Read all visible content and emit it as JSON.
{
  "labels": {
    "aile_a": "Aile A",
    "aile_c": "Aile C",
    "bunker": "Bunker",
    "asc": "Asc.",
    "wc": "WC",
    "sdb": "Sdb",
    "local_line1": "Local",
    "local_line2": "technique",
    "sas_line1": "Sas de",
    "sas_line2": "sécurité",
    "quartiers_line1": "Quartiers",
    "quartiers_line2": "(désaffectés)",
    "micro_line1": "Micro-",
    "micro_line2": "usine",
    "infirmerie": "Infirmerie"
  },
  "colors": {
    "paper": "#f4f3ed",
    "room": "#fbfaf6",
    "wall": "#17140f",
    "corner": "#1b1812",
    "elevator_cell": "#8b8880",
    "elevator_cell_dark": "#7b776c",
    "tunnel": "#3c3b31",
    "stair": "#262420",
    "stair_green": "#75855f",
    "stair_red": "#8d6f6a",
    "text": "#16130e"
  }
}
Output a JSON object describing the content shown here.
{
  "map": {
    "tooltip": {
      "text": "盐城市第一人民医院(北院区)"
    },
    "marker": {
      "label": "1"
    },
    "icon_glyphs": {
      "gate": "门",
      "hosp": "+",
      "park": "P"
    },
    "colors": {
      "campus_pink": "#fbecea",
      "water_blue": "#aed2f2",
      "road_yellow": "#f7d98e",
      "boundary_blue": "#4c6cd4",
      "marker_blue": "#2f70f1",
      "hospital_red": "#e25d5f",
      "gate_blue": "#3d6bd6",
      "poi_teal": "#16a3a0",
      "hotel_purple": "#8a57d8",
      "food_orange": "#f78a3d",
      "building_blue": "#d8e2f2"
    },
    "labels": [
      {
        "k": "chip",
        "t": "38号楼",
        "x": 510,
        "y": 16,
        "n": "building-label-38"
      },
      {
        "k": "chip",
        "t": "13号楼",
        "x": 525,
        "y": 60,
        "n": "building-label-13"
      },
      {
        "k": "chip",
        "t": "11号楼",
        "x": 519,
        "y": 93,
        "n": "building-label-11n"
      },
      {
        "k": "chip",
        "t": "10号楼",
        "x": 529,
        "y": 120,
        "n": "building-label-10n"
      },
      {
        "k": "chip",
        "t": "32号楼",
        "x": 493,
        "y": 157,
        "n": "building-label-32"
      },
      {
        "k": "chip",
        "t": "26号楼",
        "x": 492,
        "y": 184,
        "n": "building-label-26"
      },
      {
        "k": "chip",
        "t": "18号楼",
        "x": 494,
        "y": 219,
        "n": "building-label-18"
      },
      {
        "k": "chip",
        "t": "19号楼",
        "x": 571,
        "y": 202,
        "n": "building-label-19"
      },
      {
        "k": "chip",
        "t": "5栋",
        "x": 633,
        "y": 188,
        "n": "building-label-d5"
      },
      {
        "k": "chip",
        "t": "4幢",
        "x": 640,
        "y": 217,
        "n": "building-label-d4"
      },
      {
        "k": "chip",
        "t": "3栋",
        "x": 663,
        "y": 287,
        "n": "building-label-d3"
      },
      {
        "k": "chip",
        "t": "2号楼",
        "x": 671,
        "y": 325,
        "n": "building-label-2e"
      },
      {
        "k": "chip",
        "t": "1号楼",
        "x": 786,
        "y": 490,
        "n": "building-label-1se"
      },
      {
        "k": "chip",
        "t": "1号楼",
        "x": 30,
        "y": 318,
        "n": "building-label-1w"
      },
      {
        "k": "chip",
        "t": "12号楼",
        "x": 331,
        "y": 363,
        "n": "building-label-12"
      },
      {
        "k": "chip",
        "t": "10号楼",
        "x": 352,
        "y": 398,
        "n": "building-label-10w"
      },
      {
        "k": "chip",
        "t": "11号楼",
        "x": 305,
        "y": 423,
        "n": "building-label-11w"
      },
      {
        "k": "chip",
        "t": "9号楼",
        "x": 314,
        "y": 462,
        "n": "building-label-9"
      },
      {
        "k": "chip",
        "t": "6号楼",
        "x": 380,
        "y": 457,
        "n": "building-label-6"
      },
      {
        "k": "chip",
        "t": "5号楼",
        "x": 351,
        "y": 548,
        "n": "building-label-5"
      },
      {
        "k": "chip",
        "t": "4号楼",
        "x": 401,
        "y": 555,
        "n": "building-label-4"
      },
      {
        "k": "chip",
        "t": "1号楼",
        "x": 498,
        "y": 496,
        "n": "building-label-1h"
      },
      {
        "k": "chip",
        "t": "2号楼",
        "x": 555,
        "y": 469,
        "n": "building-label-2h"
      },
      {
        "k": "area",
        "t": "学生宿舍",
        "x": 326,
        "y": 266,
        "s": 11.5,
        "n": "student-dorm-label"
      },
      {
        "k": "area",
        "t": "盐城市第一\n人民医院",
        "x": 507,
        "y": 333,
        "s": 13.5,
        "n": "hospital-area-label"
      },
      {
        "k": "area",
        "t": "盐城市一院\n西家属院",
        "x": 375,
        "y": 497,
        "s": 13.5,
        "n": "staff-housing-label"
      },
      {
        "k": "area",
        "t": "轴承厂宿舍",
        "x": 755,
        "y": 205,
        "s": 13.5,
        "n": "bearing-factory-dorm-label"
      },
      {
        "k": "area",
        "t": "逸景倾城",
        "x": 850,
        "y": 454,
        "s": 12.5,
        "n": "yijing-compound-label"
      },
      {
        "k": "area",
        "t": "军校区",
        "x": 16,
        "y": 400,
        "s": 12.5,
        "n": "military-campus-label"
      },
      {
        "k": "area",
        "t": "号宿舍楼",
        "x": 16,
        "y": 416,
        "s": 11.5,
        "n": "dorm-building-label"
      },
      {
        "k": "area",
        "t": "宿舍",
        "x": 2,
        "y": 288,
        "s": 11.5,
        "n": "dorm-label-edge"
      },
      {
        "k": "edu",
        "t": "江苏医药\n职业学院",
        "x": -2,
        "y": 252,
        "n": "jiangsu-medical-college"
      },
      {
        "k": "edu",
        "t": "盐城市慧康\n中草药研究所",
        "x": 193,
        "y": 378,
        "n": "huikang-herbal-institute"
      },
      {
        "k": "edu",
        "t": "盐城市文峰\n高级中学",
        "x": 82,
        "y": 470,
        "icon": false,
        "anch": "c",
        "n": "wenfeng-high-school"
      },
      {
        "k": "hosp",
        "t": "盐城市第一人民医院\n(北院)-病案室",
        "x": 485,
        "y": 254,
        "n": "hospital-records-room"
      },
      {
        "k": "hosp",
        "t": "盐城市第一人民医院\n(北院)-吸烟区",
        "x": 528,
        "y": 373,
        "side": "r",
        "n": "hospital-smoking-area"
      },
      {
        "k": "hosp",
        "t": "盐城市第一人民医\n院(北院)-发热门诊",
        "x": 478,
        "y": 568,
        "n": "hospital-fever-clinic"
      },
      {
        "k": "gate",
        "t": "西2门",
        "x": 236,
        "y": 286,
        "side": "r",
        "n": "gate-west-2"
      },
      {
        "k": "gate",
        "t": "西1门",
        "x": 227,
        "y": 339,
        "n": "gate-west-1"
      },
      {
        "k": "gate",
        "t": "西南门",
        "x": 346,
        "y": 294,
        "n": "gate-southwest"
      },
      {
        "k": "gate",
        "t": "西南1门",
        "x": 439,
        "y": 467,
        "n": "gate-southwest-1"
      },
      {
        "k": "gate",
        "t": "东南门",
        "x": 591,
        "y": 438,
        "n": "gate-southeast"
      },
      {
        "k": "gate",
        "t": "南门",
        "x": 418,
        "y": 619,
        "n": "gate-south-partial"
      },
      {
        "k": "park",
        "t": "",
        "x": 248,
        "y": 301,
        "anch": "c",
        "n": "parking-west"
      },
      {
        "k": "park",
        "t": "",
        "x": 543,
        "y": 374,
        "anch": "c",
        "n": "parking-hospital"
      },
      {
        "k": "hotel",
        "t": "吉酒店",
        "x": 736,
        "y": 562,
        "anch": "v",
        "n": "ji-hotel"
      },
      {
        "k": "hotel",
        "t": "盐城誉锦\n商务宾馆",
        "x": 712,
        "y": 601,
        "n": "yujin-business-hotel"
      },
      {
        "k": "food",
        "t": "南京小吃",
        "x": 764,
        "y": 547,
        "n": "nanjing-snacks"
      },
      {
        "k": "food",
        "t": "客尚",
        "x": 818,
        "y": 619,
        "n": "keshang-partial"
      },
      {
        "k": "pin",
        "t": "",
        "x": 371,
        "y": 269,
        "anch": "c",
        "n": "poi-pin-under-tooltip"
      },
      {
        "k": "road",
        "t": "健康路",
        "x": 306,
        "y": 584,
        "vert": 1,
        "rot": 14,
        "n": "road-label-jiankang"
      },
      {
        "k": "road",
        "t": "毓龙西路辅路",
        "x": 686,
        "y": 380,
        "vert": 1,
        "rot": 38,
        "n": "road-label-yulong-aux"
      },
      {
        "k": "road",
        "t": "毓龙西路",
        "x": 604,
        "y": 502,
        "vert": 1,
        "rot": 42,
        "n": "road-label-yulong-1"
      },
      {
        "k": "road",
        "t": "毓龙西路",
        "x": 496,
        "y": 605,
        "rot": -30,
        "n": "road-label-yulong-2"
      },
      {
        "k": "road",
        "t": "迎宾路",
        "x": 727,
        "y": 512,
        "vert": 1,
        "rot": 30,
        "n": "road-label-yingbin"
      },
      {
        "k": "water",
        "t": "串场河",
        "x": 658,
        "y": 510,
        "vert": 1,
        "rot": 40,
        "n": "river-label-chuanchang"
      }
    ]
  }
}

=== WHAT TO WORK ON ===
Copy out all lines that carry the word "yulong".

=== THE RESULT ===
        "n": "road-label-yulong-aux"
        "n": "road-label-yulong-1"
        "n": "road-label-yulong-2"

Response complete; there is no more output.